» YOUR INSTRUCTIONS: Copy each line of the records that holds the string "source".

-- EXCERPTED RECORDS start --

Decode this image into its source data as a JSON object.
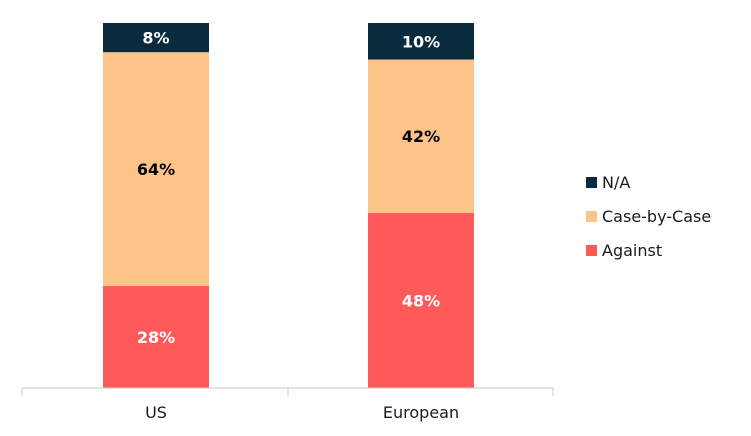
{
  "chart_data": {
    "type": "bar",
    "stacked": true,
    "categories": [
      "US",
      "European"
    ],
    "series": [
      {
        "name": "Against",
        "values": [
          28,
          48
        ],
        "labels": [
          "28%",
          "48%"
        ],
        "color": "#ff5a5a",
        "label_color": "#ffffff"
      },
      {
        "name": "Case-by-Case",
        "values": [
          64,
          42
        ],
        "labels": [
          "64%",
          "42%"
        ],
        "color": "#fdc48a",
        "label_color": "#000000"
      },
      {
        "name": "N/A",
        "values": [
          8,
          10
        ],
        "labels": [
          "8%",
          "10%"
        ],
        "color": "#0a2a3d",
        "label_color": "#ffffff"
      }
    ],
    "title": "",
    "xlabel": "",
    "ylabel": "",
    "ylim": [
      0,
      100
    ],
    "grid": false,
    "legend": {
      "position": "right",
      "order": [
        "N/A",
        "Case-by-Case",
        "Against"
      ]
    }
  }
}
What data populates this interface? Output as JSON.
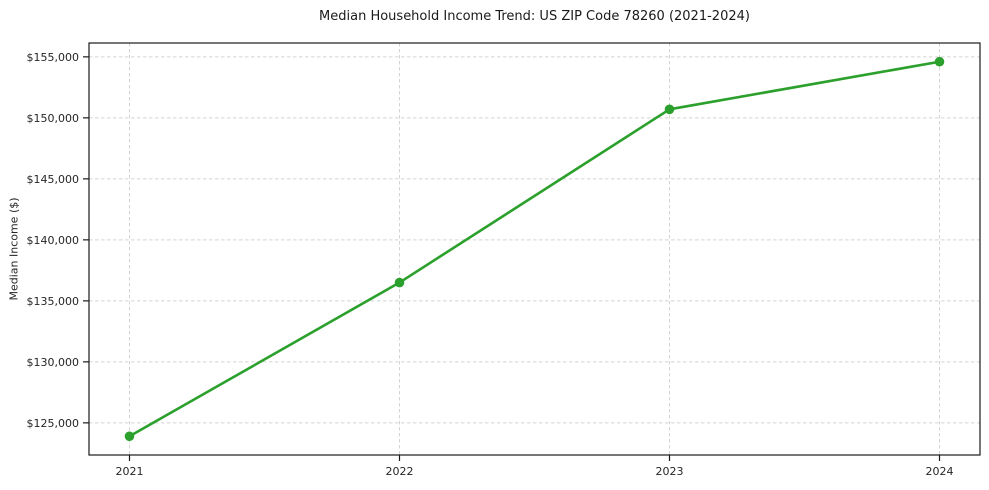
{
  "chart": {
    "title": "Median Household Income Trend: US ZIP Code 78260 (2021-2024)",
    "ylabel": "Median Income ($)"
  },
  "chart_data": {
    "type": "line",
    "title": "Median Household Income Trend: US ZIP Code 78260 (2021-2024)",
    "xlabel": "",
    "ylabel": "Median Income ($)",
    "x": [
      2021,
      2022,
      2023,
      2024
    ],
    "categories": [
      "2021",
      "2022",
      "2023",
      "2024"
    ],
    "series": [
      {
        "name": "Median Household Income",
        "values": [
          123900,
          136500,
          150700,
          154600
        ]
      }
    ],
    "values": [
      123900,
      136500,
      150700,
      154600
    ],
    "xlim": [
      2020.85,
      2024.15
    ],
    "ylim": [
      122365,
      156135
    ],
    "yticks": {
      "values": [
        125000,
        130000,
        135000,
        140000,
        145000,
        150000,
        155000
      ],
      "labels": [
        "$125,000",
        "$130,000",
        "$135,000",
        "$140,000",
        "$145,000",
        "$150,000",
        "$155,000"
      ]
    },
    "grid": true,
    "grid_style": "dashed",
    "legend": "none",
    "line_color": "#2ca02c",
    "marker": "circle",
    "marker_color": "#2ca02c",
    "background_color": "#ffffff",
    "grid_color": "#d4d4d4",
    "frame_color": "#1a1a1a",
    "tick_color": "#1a1a1a",
    "tick_label_color": "#262626",
    "title_color": "#1a1a1a"
  }
}
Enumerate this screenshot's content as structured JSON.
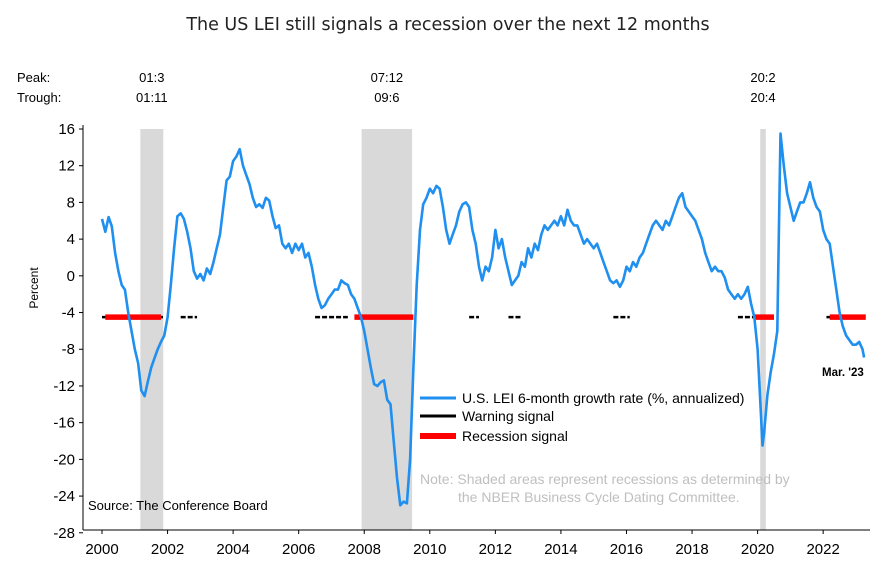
{
  "chart_data": {
    "type": "line",
    "title": "The US LEI still signals a recession over the next 12 months",
    "ylabel": "Percent",
    "xlabel": "",
    "ylim": [
      -28,
      16
    ],
    "yticks": [
      "16",
      "12",
      "8",
      "4",
      "0",
      "-4",
      "-8",
      "-12",
      "-16",
      "-20",
      "-24",
      "-28"
    ],
    "xlim": [
      2000,
      2023.4
    ],
    "xticks": [
      "2000",
      "2002",
      "2004",
      "2006",
      "2008",
      "2010",
      "2012",
      "2014",
      "2016",
      "2018",
      "2020",
      "2022"
    ],
    "grid": false,
    "legend_position": "lower-right",
    "row_labels": {
      "peak": "Peak:",
      "trough": "Trough:"
    },
    "recessions": [
      {
        "peak": "01:3",
        "trough": "01:11",
        "start": 2001.17,
        "end": 2001.87
      },
      {
        "peak": "07:12",
        "trough": "09:6",
        "start": 2007.92,
        "end": 2009.46
      },
      {
        "peak": "20:2",
        "trough": "20:4",
        "start": 2020.08,
        "end": 2020.25
      }
    ],
    "series": [
      {
        "name": "U.S. LEI 6-month growth rate (%, annualized)",
        "color": "#1f8ff0",
        "points": [
          [
            2000.0,
            6.2
          ],
          [
            2000.1,
            4.8
          ],
          [
            2000.2,
            6.4
          ],
          [
            2000.3,
            5.4
          ],
          [
            2000.4,
            2.5
          ],
          [
            2000.5,
            0.5
          ],
          [
            2000.6,
            -1.0
          ],
          [
            2000.7,
            -1.5
          ],
          [
            2000.8,
            -4.0
          ],
          [
            2000.9,
            -6.0
          ],
          [
            2001.0,
            -8.0
          ],
          [
            2001.1,
            -9.5
          ],
          [
            2001.2,
            -12.5
          ],
          [
            2001.3,
            -13.1
          ],
          [
            2001.4,
            -11.5
          ],
          [
            2001.5,
            -10.0
          ],
          [
            2001.6,
            -9.0
          ],
          [
            2001.7,
            -8.0
          ],
          [
            2001.8,
            -7.2
          ],
          [
            2001.9,
            -6.5
          ],
          [
            2002.0,
            -4.5
          ],
          [
            2002.1,
            -1.0
          ],
          [
            2002.2,
            3.0
          ],
          [
            2002.3,
            6.5
          ],
          [
            2002.4,
            6.8
          ],
          [
            2002.5,
            6.2
          ],
          [
            2002.6,
            4.8
          ],
          [
            2002.7,
            3.0
          ],
          [
            2002.8,
            0.5
          ],
          [
            2002.9,
            -0.3
          ],
          [
            2003.0,
            0.2
          ],
          [
            2003.1,
            -0.5
          ],
          [
            2003.2,
            0.8
          ],
          [
            2003.3,
            0.2
          ],
          [
            2003.4,
            1.5
          ],
          [
            2003.5,
            3.0
          ],
          [
            2003.6,
            4.5
          ],
          [
            2003.7,
            7.5
          ],
          [
            2003.8,
            10.4
          ],
          [
            2003.9,
            10.8
          ],
          [
            2004.0,
            12.5
          ],
          [
            2004.1,
            13.0
          ],
          [
            2004.2,
            13.8
          ],
          [
            2004.3,
            12.0
          ],
          [
            2004.4,
            11.0
          ],
          [
            2004.5,
            10.0
          ],
          [
            2004.6,
            8.5
          ],
          [
            2004.7,
            7.5
          ],
          [
            2004.8,
            7.8
          ],
          [
            2004.9,
            7.4
          ],
          [
            2005.0,
            8.5
          ],
          [
            2005.1,
            8.2
          ],
          [
            2005.2,
            6.5
          ],
          [
            2005.3,
            5.2
          ],
          [
            2005.4,
            5.5
          ],
          [
            2005.5,
            3.5
          ],
          [
            2005.6,
            3.0
          ],
          [
            2005.7,
            3.5
          ],
          [
            2005.8,
            2.5
          ],
          [
            2005.9,
            3.5
          ],
          [
            2006.0,
            2.8
          ],
          [
            2006.1,
            3.5
          ],
          [
            2006.2,
            2.0
          ],
          [
            2006.3,
            2.5
          ],
          [
            2006.4,
            1.0
          ],
          [
            2006.5,
            -1.0
          ],
          [
            2006.6,
            -2.5
          ],
          [
            2006.7,
            -3.5
          ],
          [
            2006.8,
            -3.2
          ],
          [
            2006.9,
            -2.5
          ],
          [
            2007.0,
            -2.0
          ],
          [
            2007.1,
            -1.5
          ],
          [
            2007.2,
            -1.5
          ],
          [
            2007.3,
            -0.5
          ],
          [
            2007.4,
            -0.8
          ],
          [
            2007.5,
            -1.0
          ],
          [
            2007.6,
            -2.0
          ],
          [
            2007.7,
            -2.5
          ],
          [
            2007.8,
            -3.5
          ],
          [
            2007.9,
            -4.5
          ],
          [
            2008.0,
            -6.0
          ],
          [
            2008.1,
            -8.0
          ],
          [
            2008.2,
            -10.0
          ],
          [
            2008.3,
            -11.8
          ],
          [
            2008.4,
            -12.0
          ],
          [
            2008.5,
            -11.6
          ],
          [
            2008.6,
            -11.4
          ],
          [
            2008.7,
            -13.5
          ],
          [
            2008.8,
            -14.0
          ],
          [
            2008.9,
            -18.0
          ],
          [
            2009.0,
            -22.0
          ],
          [
            2009.1,
            -25.0
          ],
          [
            2009.2,
            -24.6
          ],
          [
            2009.3,
            -24.8
          ],
          [
            2009.4,
            -20.0
          ],
          [
            2009.5,
            -10.0
          ],
          [
            2009.6,
            -1.0
          ],
          [
            2009.7,
            5.0
          ],
          [
            2009.8,
            7.8
          ],
          [
            2009.9,
            8.5
          ],
          [
            2010.0,
            9.5
          ],
          [
            2010.1,
            9.0
          ],
          [
            2010.2,
            9.8
          ],
          [
            2010.3,
            9.5
          ],
          [
            2010.4,
            7.5
          ],
          [
            2010.5,
            5.0
          ],
          [
            2010.6,
            3.5
          ],
          [
            2010.7,
            4.5
          ],
          [
            2010.8,
            5.5
          ],
          [
            2010.9,
            7.0
          ],
          [
            2011.0,
            7.8
          ],
          [
            2011.1,
            8.0
          ],
          [
            2011.2,
            7.5
          ],
          [
            2011.3,
            5.0
          ],
          [
            2011.4,
            3.5
          ],
          [
            2011.5,
            1.0
          ],
          [
            2011.6,
            -0.5
          ],
          [
            2011.7,
            1.0
          ],
          [
            2011.8,
            0.5
          ],
          [
            2011.9,
            2.0
          ],
          [
            2012.0,
            5.0
          ],
          [
            2012.1,
            3.0
          ],
          [
            2012.2,
            4.0
          ],
          [
            2012.3,
            2.0
          ],
          [
            2012.4,
            0.5
          ],
          [
            2012.5,
            -1.0
          ],
          [
            2012.6,
            -0.5
          ],
          [
            2012.7,
            0.0
          ],
          [
            2012.8,
            1.5
          ],
          [
            2012.9,
            1.0
          ],
          [
            2013.0,
            3.0
          ],
          [
            2013.1,
            2.0
          ],
          [
            2013.2,
            3.5
          ],
          [
            2013.3,
            2.8
          ],
          [
            2013.4,
            4.5
          ],
          [
            2013.5,
            5.5
          ],
          [
            2013.6,
            5.0
          ],
          [
            2013.7,
            5.5
          ],
          [
            2013.8,
            6.0
          ],
          [
            2013.9,
            5.5
          ],
          [
            2014.0,
            6.5
          ],
          [
            2014.1,
            5.5
          ],
          [
            2014.2,
            7.2
          ],
          [
            2014.3,
            6.0
          ],
          [
            2014.4,
            5.5
          ],
          [
            2014.5,
            5.5
          ],
          [
            2014.6,
            4.5
          ],
          [
            2014.7,
            3.5
          ],
          [
            2014.8,
            4.0
          ],
          [
            2014.9,
            3.5
          ],
          [
            2015.0,
            3.0
          ],
          [
            2015.1,
            3.5
          ],
          [
            2015.2,
            2.5
          ],
          [
            2015.3,
            1.5
          ],
          [
            2015.4,
            0.5
          ],
          [
            2015.5,
            -0.5
          ],
          [
            2015.6,
            -0.8
          ],
          [
            2015.7,
            -0.5
          ],
          [
            2015.8,
            -1.2
          ],
          [
            2015.9,
            -0.5
          ],
          [
            2016.0,
            1.0
          ],
          [
            2016.1,
            0.5
          ],
          [
            2016.2,
            1.5
          ],
          [
            2016.3,
            1.0
          ],
          [
            2016.4,
            2.0
          ],
          [
            2016.5,
            2.5
          ],
          [
            2016.6,
            3.5
          ],
          [
            2016.7,
            4.5
          ],
          [
            2016.8,
            5.5
          ],
          [
            2016.9,
            6.0
          ],
          [
            2017.0,
            5.5
          ],
          [
            2017.1,
            5.0
          ],
          [
            2017.2,
            6.0
          ],
          [
            2017.3,
            5.5
          ],
          [
            2017.4,
            6.5
          ],
          [
            2017.5,
            7.5
          ],
          [
            2017.6,
            8.5
          ],
          [
            2017.7,
            9.0
          ],
          [
            2017.8,
            7.5
          ],
          [
            2017.9,
            7.0
          ],
          [
            2018.0,
            6.5
          ],
          [
            2018.1,
            6.0
          ],
          [
            2018.2,
            5.0
          ],
          [
            2018.3,
            4.0
          ],
          [
            2018.4,
            2.5
          ],
          [
            2018.5,
            1.5
          ],
          [
            2018.6,
            0.5
          ],
          [
            2018.7,
            1.0
          ],
          [
            2018.8,
            0.5
          ],
          [
            2018.9,
            0.5
          ],
          [
            2019.0,
            -0.2
          ],
          [
            2019.1,
            -1.5
          ],
          [
            2019.2,
            -2.0
          ],
          [
            2019.3,
            -2.5
          ],
          [
            2019.4,
            -2.0
          ],
          [
            2019.5,
            -2.5
          ],
          [
            2019.6,
            -2.0
          ],
          [
            2019.7,
            -1.2
          ],
          [
            2019.8,
            -3.0
          ],
          [
            2019.9,
            -4.5
          ],
          [
            2020.0,
            -8.0
          ],
          [
            2020.1,
            -15.0
          ],
          [
            2020.15,
            -18.5
          ],
          [
            2020.2,
            -17.0
          ],
          [
            2020.3,
            -13.0
          ],
          [
            2020.4,
            -10.5
          ],
          [
            2020.5,
            -8.5
          ],
          [
            2020.6,
            -6.0
          ],
          [
            2020.65,
            5.0
          ],
          [
            2020.7,
            15.5
          ],
          [
            2020.8,
            12.0
          ],
          [
            2020.9,
            9.0
          ],
          [
            2021.0,
            7.5
          ],
          [
            2021.1,
            6.0
          ],
          [
            2021.2,
            7.0
          ],
          [
            2021.3,
            8.0
          ],
          [
            2021.4,
            8.0
          ],
          [
            2021.5,
            9.0
          ],
          [
            2021.6,
            10.2
          ],
          [
            2021.7,
            8.5
          ],
          [
            2021.8,
            7.5
          ],
          [
            2021.9,
            7.0
          ],
          [
            2022.0,
            5.0
          ],
          [
            2022.1,
            4.0
          ],
          [
            2022.2,
            3.5
          ],
          [
            2022.3,
            1.0
          ],
          [
            2022.4,
            -1.5
          ],
          [
            2022.5,
            -4.0
          ],
          [
            2022.6,
            -5.5
          ],
          [
            2022.7,
            -6.5
          ],
          [
            2022.8,
            -7.0
          ],
          [
            2022.9,
            -7.5
          ],
          [
            2023.0,
            -7.5
          ],
          [
            2023.1,
            -7.2
          ],
          [
            2023.2,
            -8.0
          ],
          [
            2023.25,
            -8.9
          ]
        ]
      },
      {
        "name": "Warning signal",
        "color": "#000000",
        "value": -4.5,
        "segments": [
          [
            2000.0,
            2001.9
          ],
          [
            2002.4,
            2002.9
          ],
          [
            2006.5,
            2007.5
          ],
          [
            2011.2,
            2011.5
          ],
          [
            2012.4,
            2012.8
          ],
          [
            2015.6,
            2016.1
          ],
          [
            2019.4,
            2020.0
          ],
          [
            2022.1,
            2022.5
          ]
        ]
      },
      {
        "name": "Recession signal",
        "color": "#ff0000",
        "value": -4.5,
        "segments": [
          [
            2000.1,
            2001.8
          ],
          [
            2007.7,
            2009.5
          ],
          [
            2019.9,
            2020.5
          ],
          [
            2022.2,
            2023.3
          ]
        ]
      }
    ],
    "annotations": {
      "last_point": "Mar. '23",
      "source": "Source: The Conference Board",
      "note_line1": "Note: Shaded areas represent recessions as determined by",
      "note_line2": "the NBER Business Cycle Dating Committee."
    }
  }
}
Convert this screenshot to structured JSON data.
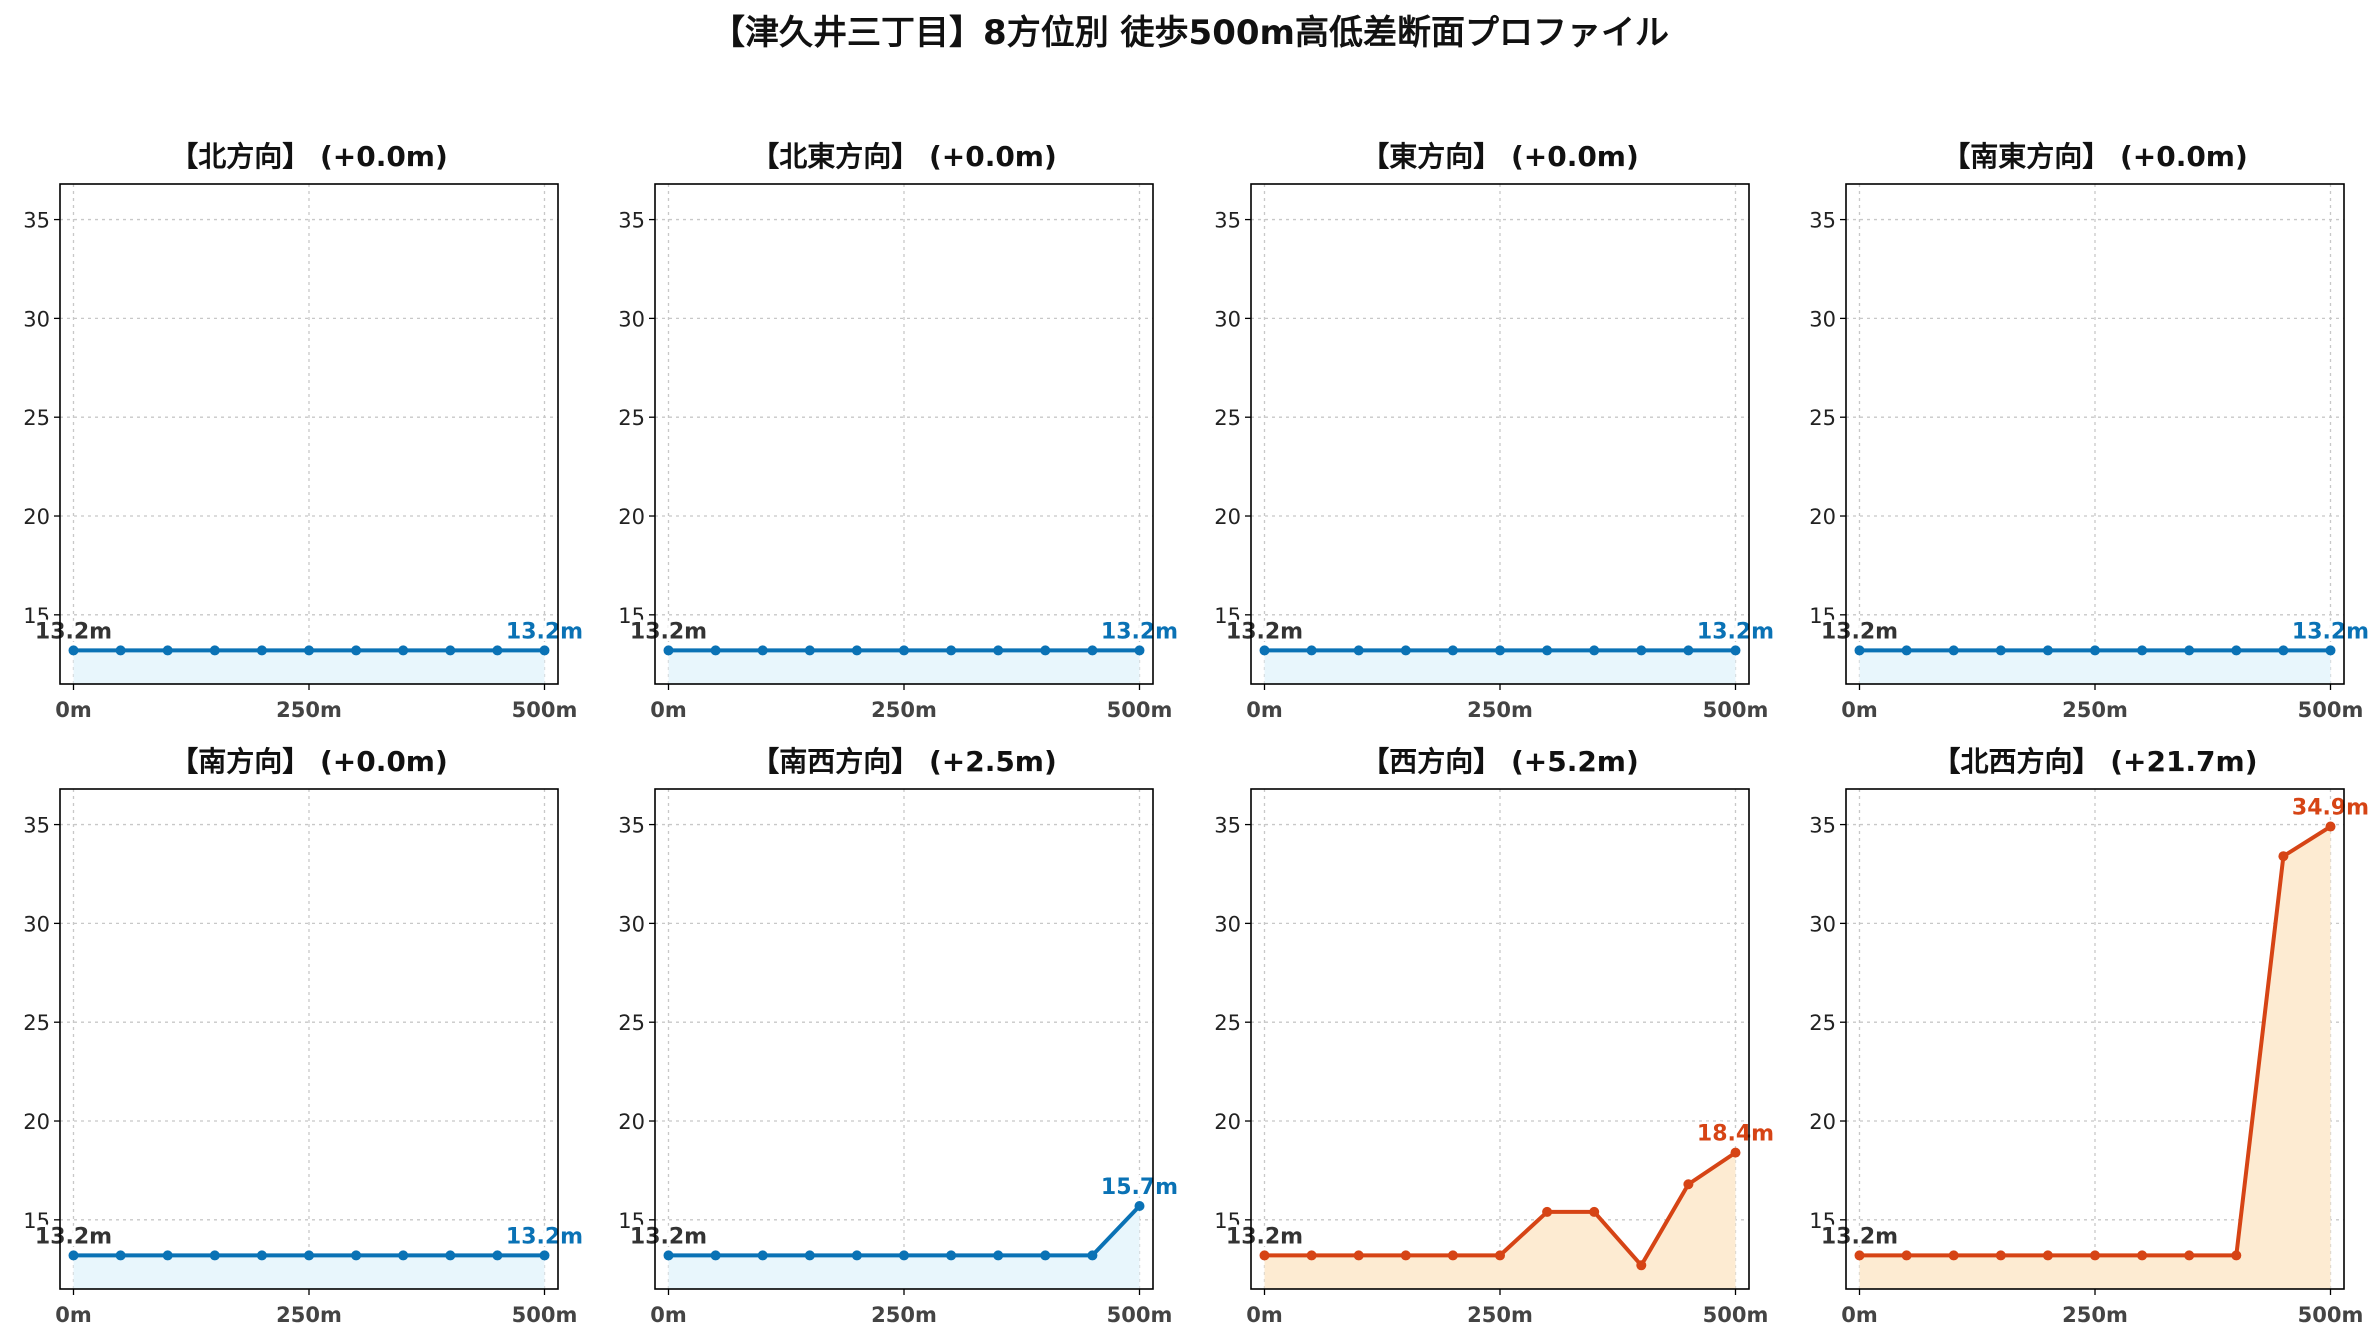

-- EXCERPTED RECORDS end --

» FINAL RESULT:
Decode this image into its source data as a JSON object.
      "source": "Source: The Conference Board",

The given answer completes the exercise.